EXTRAIT CHOISI:
Et tout d’abord cette formule : "Chaque livre, est-il écrit dans Otobiographies [2], est une pédagogie destinée à former son lecteur".
C’est d’abord le terme « pédagogie » que je voudrais relever et avant tout parce que, qui dit pédagogie, dit aussi contact physique avec une parole, celle par exemple d’un professeur, avec des gestes, une présence, la présence d’un corps, d’une humanité, d’une temporalité, et donc d’un risque, qui supposent eux-mêmes une subjectivité, l’énigme d’une altérité : fascination et doute à la fois… Toutes conditions pour qu’une transmission soit possible.

Ainsi le livre est-il parole vivante, corps vivant. Il l’est en soi, et aussi par le témoignage de qui le donne à lire.

Et cela me conduit à évoquer quelques-unes des expériences de transmission auxquelles nous renvoient, et Deleuze, par exemple, lorsqu’il évoque [3] le bouleversement que fut pour lui la découverte de la littérature à travers la parole agissante d’un jeune enseignant – le fils Halbwacs –, et Derrida lui-même - et dans les mêmes conditions de rencontre pédagogique -, ou encore Jaccottet, à qui son professeur de grec, interrompant un cours technique, se mit à lire Histoires du Bon Dieu de Rilke, et tant d’autres encore, anonymes, qu’un « maître » a mis en route, sur le chemin…

Bien sûr, nous savons à quel risque de clôture dans l’enfermement d’une scientificité sûre d’elle-même et de son pouvoir de révéler un sens s’expose aussi celui qui se livre à l’Institution. Sans doute y reviendrons-nous, car Derrida, précisément, ne cesse de se démarquer de cette prétention du savoir, comme il le dit par exemple, toujours dans Otobiographies [4], évoquant « les impératifs de la pédagogie classique avec lesquels toutefois on ne rompt jamais sans appel ; mais ils auraient tôt fait, si l’on s’y pliait rigoureusement, de vous réduire au silence, à la tautologie, au ressassement. »

DONNÉES PRÉSENTÉES:
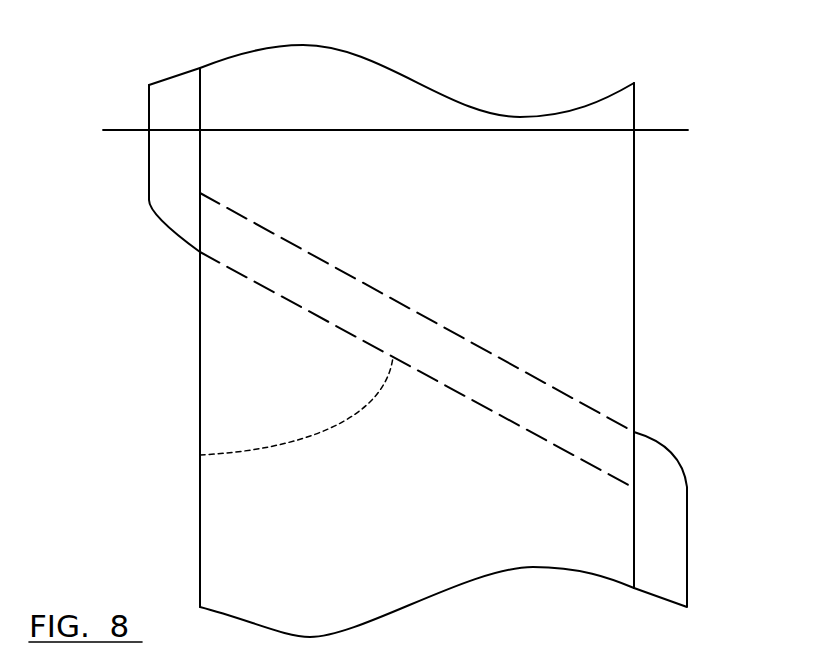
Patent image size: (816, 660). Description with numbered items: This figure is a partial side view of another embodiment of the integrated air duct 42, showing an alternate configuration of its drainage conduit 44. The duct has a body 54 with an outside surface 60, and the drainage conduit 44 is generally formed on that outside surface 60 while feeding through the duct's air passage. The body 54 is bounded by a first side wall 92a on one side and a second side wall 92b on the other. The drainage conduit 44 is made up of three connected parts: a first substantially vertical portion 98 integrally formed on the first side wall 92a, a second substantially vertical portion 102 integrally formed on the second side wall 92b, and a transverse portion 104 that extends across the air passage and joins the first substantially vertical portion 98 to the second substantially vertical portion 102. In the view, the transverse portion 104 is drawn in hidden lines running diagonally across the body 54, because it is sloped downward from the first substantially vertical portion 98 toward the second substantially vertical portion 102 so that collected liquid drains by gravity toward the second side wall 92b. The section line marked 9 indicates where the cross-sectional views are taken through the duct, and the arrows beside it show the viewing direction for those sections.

The section line 9- 9 is at (112, 190).
The integrated air duct 42 is at (741, 74).
The drainage conduit 44 is at (175, 213).
The body 54 is at (608, 257).
The outside surface 60 is at (200, 399).
The first side wall 92a is at (200, 503).
The second side wall 92b is at (633, 380).
The first substantially vertical portion 98 is at (173, 182).
The second substantially vertical portion 102 is at (665, 538).
The transverse portion 104 is at (200, 455).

SÉRIE DE CONSIGNES:
1) Recopiez fidèlement le passage de l'extrait sur le livre comme pédagogie qui commence aux mots « C’est d’abord le » et s'arrête après « donne à lire. ».
2) Écrivez la suite du texte sur le livre comme pédagogie, en reprenant juste après sa dernière phrase.

RÉPONSES ATTENDUES:
1)
C’est d’abord le terme « pédagogie » que je voudrais relever et avant tout parce que, qui dit pédagogie, dit aussi contact physique avec une parole, celle par exemple d’un professeur, avec des gestes, une présence, la présence d’un corps, d’une humanité, d’une temporalité, et donc d’un risque, qui supposent eux-mêmes une subjectivité, l’énigme d’une altérité : fascination et doute à la fois… Toutes conditions pour qu’une transmission soit possible.

Ainsi le livre est-il parole vivante, corps vivant. Il l’est en soi, et aussi par le témoignage de qui le donne à lire.

2)
Cette distance est réaffirmée dans Béliers, en particulier dans ce passage qui oppose aux « protocooles théoriques » une approche « disséminale » du texte :

Je ne déplierai pas ici, je n’en aurai pas le temps et j’ai tenté de le faire ailleurs, des protocoles d’allure théorique ou méthodologique. Je ne dirai rien, directement, de la frontière infranchissable mais toujours abusivement franchie entre, d’une part, d’indispensables approches formelles mais aussi bien thématiques, polythématiques, attentives, comme doit l’être toute herméneutique, aux plis explicites et implicites du sens, aux équivoques, aux surdéterminations, à la rhétorique, au vouloir-dire intentionnel de l’auteur, à toutes les ressources idiomatiques du poète et de la langue, etc., et, d’autre part, une lecture-écriture disséminale qui, s’efforçant de prendre tout cela en compte, et d’en rendre compte, d’en respecter la nécessité, se porte aussi vers un reste ou un excédent irréductible. [5]


Il me semble que nous ne devrons pas oublier, au cours de notre entretien, cette dimension-là de la lecture, comme expérience d’un partage et, si l’on veut, d’un corps-à-corps, parce qu’elle est centrale et que c’est à partir d’elle aussi, je crois, qu’on peut « apprendre à lire enfin ».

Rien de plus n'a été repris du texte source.